_What to do:_
Write an exact copy of the entries below that leaves out all pictures.

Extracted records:
┄┄┄┄┄┄┄┄┄┄┄┄┄┄┄┄┄┄┄┄

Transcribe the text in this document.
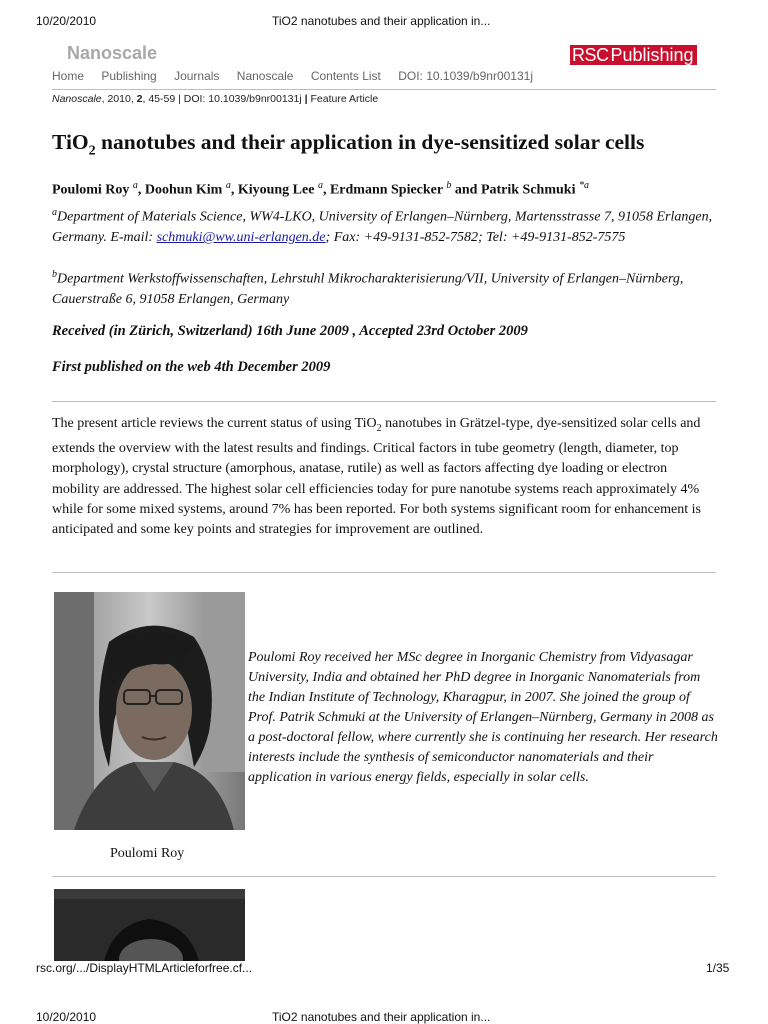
10/20/2010	TiO2 nanotubes and their application in...
Nanoscale	RSC Publishing
Home Publishing Journals Nanoscale Contents List DOI: 10.1039/b9nr00131j
Nanoscale, 2010, 2, 45-59 | DOI: 10.1039/b9nr00131j | Feature Article
TiO$_2$ nanotubes and their application in dye-sensitized solar cells
Poulomi Roy $^a$, Doohun Kim $^a$, Kiyoung Lee $^a$, Erdmann Spiecker $^b$ and Patrik Schmuki $^{*a}$
$^a$Department of Materials Science, WW4-LKO, University of Erlangen–Nürnberg, Martensstrasse 7, 91058 Erlangen, Germany. E-mail: schmuki@ww.uni-erlangen.de; Fax: +49-9131-852-7582; Tel: +49-9131-852-7575
$^b$Department Werkstoffwissenschaften, Lehrstuhl Mikrocharakterisierung/VII, University of Erlangen–Nürnberg, Cauerstraße 6, 91058 Erlangen, Germany
Received (in Zürich, Switzerland) 16th June 2009 , Accepted 23rd October 2009
First published on the web 4th December 2009
The present article reviews the current status of using TiO$_2$ nanotubes in Grätzel-type, dye-sensitized solar cells and extends the overview with the latest results and findings. Critical factors in tube geometry (length, diameter, top morphology), crystal structure (amorphous, anatase, rutile) as well as factors affecting dye loading or electron mobility are addressed. The highest solar cell efficiencies today for pure nanotube systems reach approximately 4% while for some mixed systems, around 7% has been reported. For both systems significant room for enhancement is anticipated and some key points and strategies for improvement are outlined.
Poulomi Roy received her MSc degree in Inorganic Chemistry from Vidyasagar University, India and obtained her PhD degree in Inorganic Nanomaterials from the Indian Institute of Technology, Kharagpur, in 2007. She joined the group of Prof. Patrik Schmuki at the University of Erlangen–Nürnberg, Germany in 2008 as a post-doctoral fellow, where currently she is continuing her research. Her research interests include the synthesis of semiconductor nanomaterials and their application in various energy fields, especially in solar cells.
Poulomi Roy
rsc.org/.../DisplayHTMLArticleforfree.cf...	1/35
10/20/2010	TiO2 nanotubes and their application in...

┄┄┄┄┄┄┄┄┄┄┄┄┄┄┄┄┄┄┄┄

_Solved problem:_
Transcribe the text in this document.
10/20/2010	TiO2 nanotubes and their application in...
Nanoscale	RSC Publishing
Home Publishing Journals Nanoscale Contents List DOI: 10.1039/b9nr00131j
Nanoscale, 2010, 2, 45-59 | DOI: 10.1039/b9nr00131j | Feature Article
TiO$_2$ nanotubes and their application in dye-sensitized solar cells
Poulomi Roy $^a$, Doohun Kim $^a$, Kiyoung Lee $^a$, Erdmann Spiecker $^b$ and Patrik Schmuki $^{*a}$
$^a$Department of Materials Science, WW4-LKO, University of Erlangen–Nürnberg, Martensstrasse 7, 91058 Erlangen, Germany. E-mail: schmuki@ww.uni-erlangen.de; Fax: +49-9131-852-7582; Tel: +49-9131-852-7575
$^b$Department Werkstoffwissenschaften, Lehrstuhl Mikrocharakterisierung/VII, University of Erlangen–Nürnberg, Cauerstraße 6, 91058 Erlangen, Germany
Received (in Zürich, Switzerland) 16th June 2009 , Accepted 23rd October 2009
First published on the web 4th December 2009
The present article reviews the current status of using TiO$_2$ nanotubes in Grätzel-type, dye-sensitized solar cells and extends the overview with the latest results and findings. Critical factors in tube geometry (length, diameter, top morphology), crystal structure (amorphous, anatase, rutile) as well as factors affecting dye loading or electron mobility are addressed. The highest solar cell efficiencies today for pure nanotube systems reach approximately 4% while for some mixed systems, around 7% has been reported. For both systems significant room for enhancement is anticipated and some key points and strategies for improvement are outlined.
Poulomi Roy received her MSc degree in Inorganic Chemistry from Vidyasagar University, India and obtained her PhD degree in Inorganic Nanomaterials from the Indian Institute of Technology, Kharagpur, in 2007. She joined the group of Prof. Patrik Schmuki at the University of Erlangen–Nürnberg, Germany in 2008 as a post-doctoral fellow, where currently she is continuing her research. Her research interests include the synthesis of semiconductor nanomaterials and their application in various energy fields, especially in solar cells.
Poulomi Roy
rsc.org/.../DisplayHTMLArticleforfree.cf...	1/35
10/20/2010	TiO2 nanotubes and their application in...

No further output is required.